EXERCISE DESCRIPTION → Quote the records that follow in full and exactly; leave out the pictures.

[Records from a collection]
────────

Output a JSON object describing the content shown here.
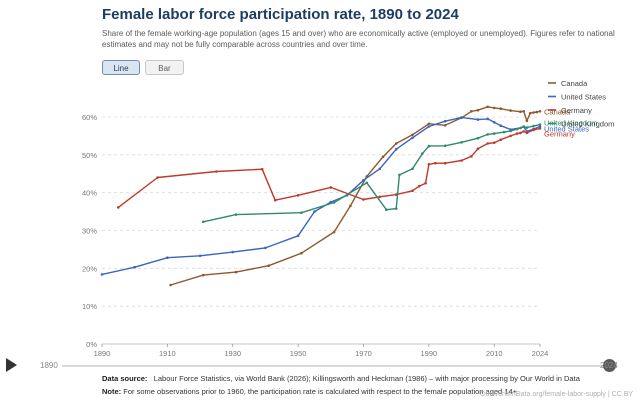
{
  "header": {
    "title": "Female labor force participation rate, 1890 to 2024",
    "subtitle": "Share of the female working-age population (ages 15 and over) who are economically active (employed or unemployed). Figures refer to national estimates and may not be fully comparable across countries and over time."
  },
  "controls": {
    "line_label": "Line",
    "bar_label": "Bar",
    "active": "Line"
  },
  "timeline": {
    "start_label": "1890",
    "end_label": "2024",
    "progress": 1.0
  },
  "footer": {
    "source_label": "Data source:",
    "source_text": "Labour Force Statistics, via World Bank (2026); Killingsworth and Heckman (1986) – with major processing by Our World in Data",
    "note_label": "Note:",
    "note_text": "For some observations prior to 1960, the participation rate is calculated with respect to the female population aged 14+.",
    "credit": "OurWorldInData.org/female-labor-supply | CC BY"
  },
  "chart_data": {
    "type": "line",
    "title": "Female labor force participation rate, 1890 to 2024",
    "xlim": [
      1890,
      2024
    ],
    "ylim": [
      0,
      60
    ],
    "x_ticks": [
      1890,
      1910,
      1930,
      1950,
      1970,
      1990,
      2010,
      2024
    ],
    "y_ticks": [
      0,
      10,
      20,
      30,
      40,
      50,
      60
    ],
    "y_tick_labels": [
      "0%",
      "10%",
      "20%",
      "30%",
      "40%",
      "50%",
      "60%"
    ],
    "grid": "horizontal-dashed",
    "legend": "top-right",
    "series": [
      {
        "name": "Canada",
        "color": "#8c5a2e",
        "points": [
          [
            1911,
            15.6
          ],
          [
            1921,
            18.2
          ],
          [
            1931,
            19.0
          ],
          [
            1941,
            20.7
          ],
          [
            1951,
            24.0
          ],
          [
            1961,
            29.6
          ],
          [
            1966,
            36.5
          ],
          [
            1971,
            44.3
          ],
          [
            1976,
            49.5
          ],
          [
            1980,
            53.0
          ],
          [
            1985,
            55.3
          ],
          [
            1990,
            58.2
          ],
          [
            1995,
            57.8
          ],
          [
            2000,
            59.8
          ],
          [
            2003,
            61.5
          ],
          [
            2005,
            61.8
          ],
          [
            2008,
            62.7
          ],
          [
            2010,
            62.4
          ],
          [
            2012,
            62.2
          ],
          [
            2015,
            61.7
          ],
          [
            2018,
            61.4
          ],
          [
            2019,
            61.5
          ],
          [
            2020,
            59.0
          ],
          [
            2021,
            61.0
          ],
          [
            2022,
            61.2
          ],
          [
            2023,
            61.3
          ],
          [
            2024,
            61.5
          ]
        ]
      },
      {
        "name": "United States",
        "color": "#3b65c0",
        "points": [
          [
            1890,
            18.4
          ],
          [
            1900,
            20.3
          ],
          [
            1910,
            22.8
          ],
          [
            1920,
            23.3
          ],
          [
            1930,
            24.3
          ],
          [
            1940,
            25.4
          ],
          [
            1950,
            28.6
          ],
          [
            1955,
            35.0
          ],
          [
            1960,
            37.5
          ],
          [
            1965,
            39.3
          ],
          [
            1970,
            43.3
          ],
          [
            1975,
            46.3
          ],
          [
            1980,
            51.5
          ],
          [
            1985,
            54.5
          ],
          [
            1990,
            57.5
          ],
          [
            1995,
            58.9
          ],
          [
            2000,
            59.9
          ],
          [
            2005,
            59.3
          ],
          [
            2008,
            59.5
          ],
          [
            2010,
            58.6
          ],
          [
            2012,
            57.7
          ],
          [
            2015,
            56.7
          ],
          [
            2018,
            57.1
          ],
          [
            2019,
            57.4
          ],
          [
            2020,
            56.2
          ],
          [
            2022,
            56.8
          ],
          [
            2024,
            57.5
          ]
        ]
      },
      {
        "name": "Germany",
        "color": "#c0392b",
        "points": [
          [
            1895,
            36.1
          ],
          [
            1907,
            44.0
          ],
          [
            1925,
            45.6
          ],
          [
            1939,
            46.2
          ],
          [
            1943,
            38.0
          ],
          [
            1950,
            39.3
          ],
          [
            1960,
            41.4
          ],
          [
            1970,
            38.2
          ],
          [
            1975,
            38.9
          ],
          [
            1980,
            39.5
          ],
          [
            1985,
            40.5
          ],
          [
            1987,
            41.7
          ],
          [
            1989,
            42.5
          ],
          [
            1990,
            47.5
          ],
          [
            1992,
            47.8
          ],
          [
            1995,
            47.8
          ],
          [
            2000,
            48.5
          ],
          [
            2003,
            49.6
          ],
          [
            2005,
            51.6
          ],
          [
            2008,
            53.0
          ],
          [
            2010,
            53.2
          ],
          [
            2012,
            54.0
          ],
          [
            2015,
            55.0
          ],
          [
            2017,
            55.6
          ],
          [
            2018,
            55.8
          ],
          [
            2019,
            56.2
          ],
          [
            2020,
            55.8
          ],
          [
            2022,
            56.6
          ],
          [
            2024,
            57.0
          ]
        ]
      },
      {
        "name": "United Kingdom",
        "color": "#2e8b6a",
        "points": [
          [
            1921,
            32.3
          ],
          [
            1931,
            34.2
          ],
          [
            1951,
            34.7
          ],
          [
            1961,
            37.4
          ],
          [
            1971,
            42.6
          ],
          [
            1977,
            35.5
          ],
          [
            1980,
            35.8
          ],
          [
            1981,
            44.7
          ],
          [
            1985,
            46.3
          ],
          [
            1988,
            50.3
          ],
          [
            1990,
            52.3
          ],
          [
            1995,
            52.4
          ],
          [
            2000,
            53.3
          ],
          [
            2005,
            54.4
          ],
          [
            2008,
            55.4
          ],
          [
            2010,
            55.6
          ],
          [
            2013,
            56.0
          ],
          [
            2015,
            56.3
          ],
          [
            2017,
            56.8
          ],
          [
            2019,
            57.5
          ],
          [
            2020,
            57.2
          ],
          [
            2022,
            57.6
          ],
          [
            2024,
            58.0
          ]
        ]
      }
    ]
  }
}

────────

WRITTEN RESPONSE →
Output a JSON object describing the content shown here.
{
  "header": {
    "title": "Female labor force participation rate, 1890 to 2024",
    "subtitle": "Share of the female working-age population (ages 15 and over) who are economically active (employed or unemployed). Figures refer to national estimates and may not be fully comparable across countries and over time."
  },
  "controls": {
    "line_label": "Line",
    "bar_label": "Bar",
    "active": "Line"
  },
  "timeline": {
    "start_label": "1890",
    "end_label": "2024",
    "progress": 1.0
  },
  "footer": {
    "source_label": "Data source:",
    "source_text": "Labour Force Statistics, via World Bank (2026); Killingsworth and Heckman (1986) – with major processing by Our World in Data",
    "note_label": "Note:",
    "note_text": "For some observations prior to 1960, the participation rate is calculated with respect to the female population aged 14+.",
    "credit": "OurWorldInData.org/female-labor-supply | CC BY"
  },
  "chart_data": {
    "type": "line",
    "title": "Female labor force participation rate, 1890 to 2024",
    "xlim": [
      1890,
      2024
    ],
    "ylim": [
      0,
      60
    ],
    "x_ticks": [
      1890,
      1910,
      1930,
      1950,
      1970,
      1990,
      2010,
      2024
    ],
    "y_ticks": [
      0,
      10,
      20,
      30,
      40,
      50,
      60
    ],
    "y_tick_labels": [
      "0%",
      "10%",
      "20%",
      "30%",
      "40%",
      "50%",
      "60%"
    ],
    "grid": "horizontal-dashed",
    "legend": "top-right",
    "series": [
      {
        "name": "Canada",
        "color": "#8c5a2e",
        "points": [
          [
            1911,
            15.6
          ],
          [
            1921,
            18.2
          ],
          [
            1931,
            19.0
          ],
          [
            1941,
            20.7
          ],
          [
            1951,
            24.0
          ],
          [
            1961,
            29.6
          ],
          [
            1966,
            36.5
          ],
          [
            1971,
            44.3
          ],
          [
            1976,
            49.5
          ],
          [
            1980,
            53.0
          ],
          [
            1985,
            55.3
          ],
          [
            1990,
            58.2
          ],
          [
            1995,
            57.8
          ],
          [
            2000,
            59.8
          ],
          [
            2003,
            61.5
          ],
          [
            2005,
            61.8
          ],
          [
            2008,
            62.7
          ],
          [
            2010,
            62.4
          ],
          [
            2012,
            62.2
          ],
          [
            2015,
            61.7
          ],
          [
            2018,
            61.4
          ],
          [
            2019,
            61.5
          ],
          [
            2020,
            59.0
          ],
          [
            2021,
            61.0
          ],
          [
            2022,
            61.2
          ],
          [
            2023,
            61.3
          ],
          [
            2024,
            61.5
          ]
        ]
      },
      {
        "name": "United States",
        "color": "#3b65c0",
        "points": [
          [
            1890,
            18.4
          ],
          [
            1900,
            20.3
          ],
          [
            1910,
            22.8
          ],
          [
            1920,
            23.3
          ],
          [
            1930,
            24.3
          ],
          [
            1940,
            25.4
          ],
          [
            1950,
            28.6
          ],
          [
            1955,
            35.0
          ],
          [
            1960,
            37.5
          ],
          [
            1965,
            39.3
          ],
          [
            1970,
            43.3
          ],
          [
            1975,
            46.3
          ],
          [
            1980,
            51.5
          ],
          [
            1985,
            54.5
          ],
          [
            1990,
            57.5
          ],
          [
            1995,
            58.9
          ],
          [
            2000,
            59.9
          ],
          [
            2005,
            59.3
          ],
          [
            2008,
            59.5
          ],
          [
            2010,
            58.6
          ],
          [
            2012,
            57.7
          ],
          [
            2015,
            56.7
          ],
          [
            2018,
            57.1
          ],
          [
            2019,
            57.4
          ],
          [
            2020,
            56.2
          ],
          [
            2022,
            56.8
          ],
          [
            2024,
            57.5
          ]
        ]
      },
      {
        "name": "Germany",
        "color": "#c0392b",
        "points": [
          [
            1895,
            36.1
          ],
          [
            1907,
            44.0
          ],
          [
            1925,
            45.6
          ],
          [
            1939,
            46.2
          ],
          [
            1943,
            38.0
          ],
          [
            1950,
            39.3
          ],
          [
            1960,
            41.4
          ],
          [
            1970,
            38.2
          ],
          [
            1975,
            38.9
          ],
          [
            1980,
            39.5
          ],
          [
            1985,
            40.5
          ],
          [
            1987,
            41.7
          ],
          [
            1989,
            42.5
          ],
          [
            1990,
            47.5
          ],
          [
            1992,
            47.8
          ],
          [
            1995,
            47.8
          ],
          [
            2000,
            48.5
          ],
          [
            2003,
            49.6
          ],
          [
            2005,
            51.6
          ],
          [
            2008,
            53.0
          ],
          [
            2010,
            53.2
          ],
          [
            2012,
            54.0
          ],
          [
            2015,
            55.0
          ],
          [
            2017,
            55.6
          ],
          [
            2018,
            55.8
          ],
          [
            2019,
            56.2
          ],
          [
            2020,
            55.8
          ],
          [
            2022,
            56.6
          ],
          [
            2024,
            57.0
          ]
        ]
      },
      {
        "name": "United Kingdom",
        "color": "#2e8b6a",
        "points": [
          [
            1921,
            32.3
          ],
          [
            1931,
            34.2
          ],
          [
            1951,
            34.7
          ],
          [
            1961,
            37.4
          ],
          [
            1971,
            42.6
          ],
          [
            1977,
            35.5
          ],
          [
            1980,
            35.8
          ],
          [
            1981,
            44.7
          ],
          [
            1985,
            46.3
          ],
          [
            1988,
            50.3
          ],
          [
            1990,
            52.3
          ],
          [
            1995,
            52.4
          ],
          [
            2000,
            53.3
          ],
          [
            2005,
            54.4
          ],
          [
            2008,
            55.4
          ],
          [
            2010,
            55.6
          ],
          [
            2013,
            56.0
          ],
          [
            2015,
            56.3
          ],
          [
            2017,
            56.8
          ],
          [
            2019,
            57.5
          ],
          [
            2020,
            57.2
          ],
          [
            2022,
            57.6
          ],
          [
            2024,
            58.0
          ]
        ]
      }
    ]
  }
}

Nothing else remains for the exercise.